It sounds like what you are wanting is explicit project management.

Possibly D could use a little work in that direction? Something like MS Project or a free alternative available to all(read only or git based with pulls).

If it could be integrated with git then it would truly be powerful with pull requests, bounties, etc all showing up. Anyone could open it and see the current state, blocking issues, etc.

Since Project can find the best "course of action" it would at least be efficient but might take quite a bit of work setting up.

With such project management anyone could load up and see the current state, which I think would make D's direction quite a bit more concrete for people.

March 11, 2014
I'd like to point out that Walter and Andrei can't do it all themselves. It takes a team and part of pulling it off is well defined goals and job descriptions with devoted people.
March 11, 2014
On Tuesday, 11 March 2014 at 18:54:37 UTC, Indica wrote:
> It sounds like what you are wanting is explicit project management.

* * *

### OBJECTIVE 1
According to the post, which two people can't do it all themselves?

### EXTRACTED ENTRIES
* * *

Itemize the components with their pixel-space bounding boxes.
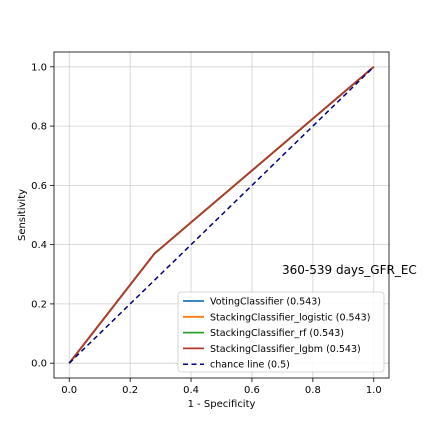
series-line-3 — [68, 66, 375, 364]
y-axis-label: Sensitivity — [17, 189, 28, 241]
legend: VotingClassifier (0.543) StackingClassifi… — [177, 291, 385, 373]
plot-frame — [53, 51, 390, 379]
y-tick-label: 0.4 — [31, 240, 47, 251]
y-tick-label: 0.0 — [31, 359, 47, 370]
legend-label-0: VotingClassifier (0.543) — [210, 297, 321, 308]
x-tick-label: 1.0 — [366, 385, 382, 396]
legend-label-3: StackingClassifier_lgbm (0.543) — [210, 344, 361, 355]
x-tick-label: 0.6 — [244, 385, 260, 396]
x-tick-label: 0.0 — [61, 385, 77, 396]
legend-label-4: chance line (0.5) — [210, 360, 290, 371]
legend-box — [177, 291, 385, 373]
y-tick-label: 0.8 — [31, 122, 47, 133]
x-tick-label: 0.4 — [183, 385, 199, 396]
y-tick-label: 0.6 — [31, 181, 47, 192]
grid — [54, 52, 389, 378]
legend-label-2: StackingClassifier_rf (0.543) — [210, 328, 344, 339]
ticks: 0.0 0.2 0.4 0.6 0.8 1.0 0.0 0.2 0.4 0.6 0.8 1.0 — [31, 62, 382, 396]
y-tick-label: 1.0 — [31, 62, 47, 73]
series-layer — [68, 66, 375, 364]
y-tick-label: 0.2 — [31, 299, 47, 310]
x-tick-label: 0.8 — [305, 385, 321, 396]
legend-label-1: StackingClassifier_logistic (0.543) — [210, 312, 370, 323]
series-line-4 — [68, 66, 375, 364]
x-tick-label: 0.2 — [122, 385, 138, 396]
chart-annotation: 360-539 days_GFR_EC — [282, 263, 417, 277]
x-axis-label: 1 - Specificity — [188, 399, 256, 410]
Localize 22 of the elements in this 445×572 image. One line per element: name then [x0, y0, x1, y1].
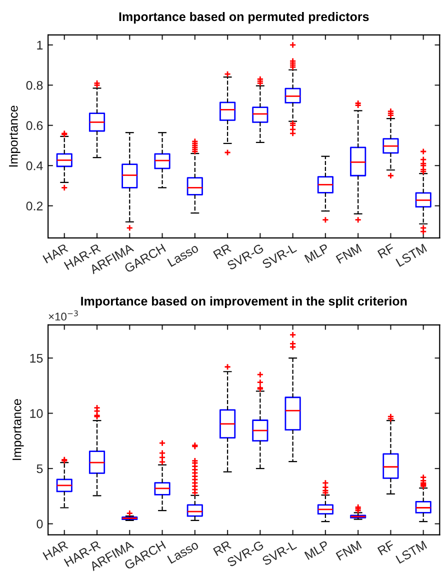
y-axis-title: Importance	[12, 399, 24, 460]
y-tick-label: 0	[36, 520, 43, 528]
chart-title: Importance based on permuted predictors	[119, 12, 369, 24]
x-tick-label: Lasso	[167, 540, 200, 564]
text: ×10$^{−3}$	[48, 310, 78, 321]
x-tick-label: RF	[377, 540, 395, 556]
x-tick-label: FNM	[336, 244, 362, 264]
y-axis-title: Importance	[9, 106, 20, 167]
chart-title: Importance based on improvement in the split criterion	[81, 296, 407, 308]
x-tick-label: RF	[377, 243, 395, 258]
x-tick-label: FNM	[336, 540, 362, 561]
x-tick-label: Lasso	[167, 243, 200, 267]
y-tick-label: 10	[30, 409, 43, 418]
y-tick-label: 0.2	[26, 202, 43, 210]
y-tick-label: 5	[36, 464, 43, 474]
y-tick-label: 15	[30, 354, 43, 363]
x-tick-label: MLP	[304, 540, 330, 560]
y-tick-label: 1	[37, 40, 43, 50]
y-tick-label: 0.8	[26, 80, 43, 90]
y-tick-label: 0.4	[26, 161, 43, 170]
y-tick-label: 0.6	[26, 121, 43, 130]
x-tick-label: MLP	[304, 244, 330, 263]
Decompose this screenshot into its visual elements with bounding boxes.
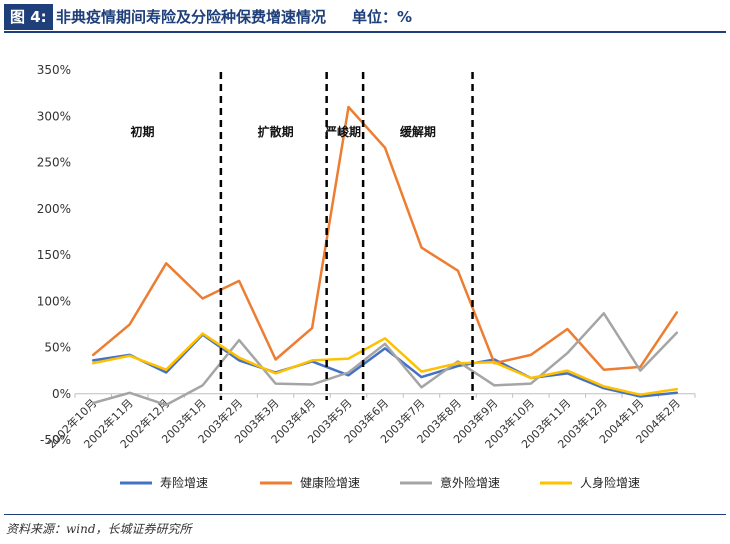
phase-label: 缓解期	[400, 124, 436, 139]
figure-header: 图 4: 非典疫情期间寿险及分险种保费增速情况 单位：%	[4, 4, 726, 30]
source-note: 资料来源：wind，长城证券研究所	[6, 522, 192, 536]
legend-label: 意外险增速	[440, 475, 500, 490]
phase-label: 扩散期	[258, 124, 294, 139]
y-tick-label: 150%	[37, 248, 71, 262]
series-line	[91, 312, 679, 407]
legend-label: 寿险增速	[160, 475, 208, 490]
y-tick-label: 50%	[44, 341, 71, 355]
phase-label: 初期	[130, 124, 154, 139]
y-tick-label: 300%	[37, 109, 71, 123]
figure-title: 非典疫情期间寿险及分险种保费增速情况 单位：%	[56, 4, 412, 30]
figure-label: 图 4:	[4, 4, 53, 30]
header-rule	[4, 31, 726, 33]
y-tick-label: 350%	[37, 63, 71, 77]
series-line	[91, 105, 679, 371]
figure-unit: 单位：%	[352, 8, 413, 26]
y-tick-label: 100%	[37, 294, 71, 308]
figure-title-text: 非典疫情期间寿险及分险种保费增速情况	[56, 8, 327, 26]
y-tick-label: 250%	[37, 156, 71, 170]
footer-rule	[4, 514, 726, 515]
y-tick-label: 0%	[52, 387, 71, 401]
series-line	[91, 332, 679, 396]
legend-label: 健康险增速	[300, 475, 360, 490]
y-tick-label: -50%	[40, 433, 71, 447]
y-tick-label: 200%	[37, 202, 71, 216]
legend-label: 人身险增速	[580, 475, 640, 490]
phase-label: 严峻期	[324, 124, 361, 139]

* * *

### OBJECTIVE 2
Please repeat the entries between the lines holding "series-line-3 — [68, 66, 375, 364]" and "legend-label-2: StackingClassifier_rf (0.543)", inclusive, replacing "y-tick-label" with "vertical-tick-label" and leaving everything else unchanged.

### EXERCISE RESPONSE 1
Walter and Andrei.

### EXERCISE RESPONSE 2
series-line-3 — [68, 66, 375, 364]
y-axis-label: Sensitivity — [17, 189, 28, 241]
legend: VotingClassifier (0.543) StackingClassifi… — [177, 291, 385, 373]
plot-frame — [53, 51, 390, 379]
vertical-tick-label: 0.4 — [31, 240, 47, 251]
vertical-tick-label: 0.0 — [31, 359, 47, 370]
legend-label-0: VotingClassifier (0.543) — [210, 297, 321, 308]
x-tick-label: 1.0 — [366, 385, 382, 396]
legend-label-3: StackingClassifier_lgbm (0.543) — [210, 344, 361, 355]
x-tick-label: 0.6 — [244, 385, 260, 396]
x-tick-label: 0.0 — [61, 385, 77, 396]
legend-label-4: chance line (0.5) — [210, 360, 290, 371]
legend-box — [177, 291, 385, 373]
vertical-tick-label: 0.8 — [31, 122, 47, 133]
x-tick-label: 0.4 — [183, 385, 199, 396]
vertical-tick-label: 0.6 — [31, 181, 47, 192]
grid — [54, 52, 389, 378]
legend-label-2: StackingClassifier_rf (0.543) — [210, 328, 344, 339]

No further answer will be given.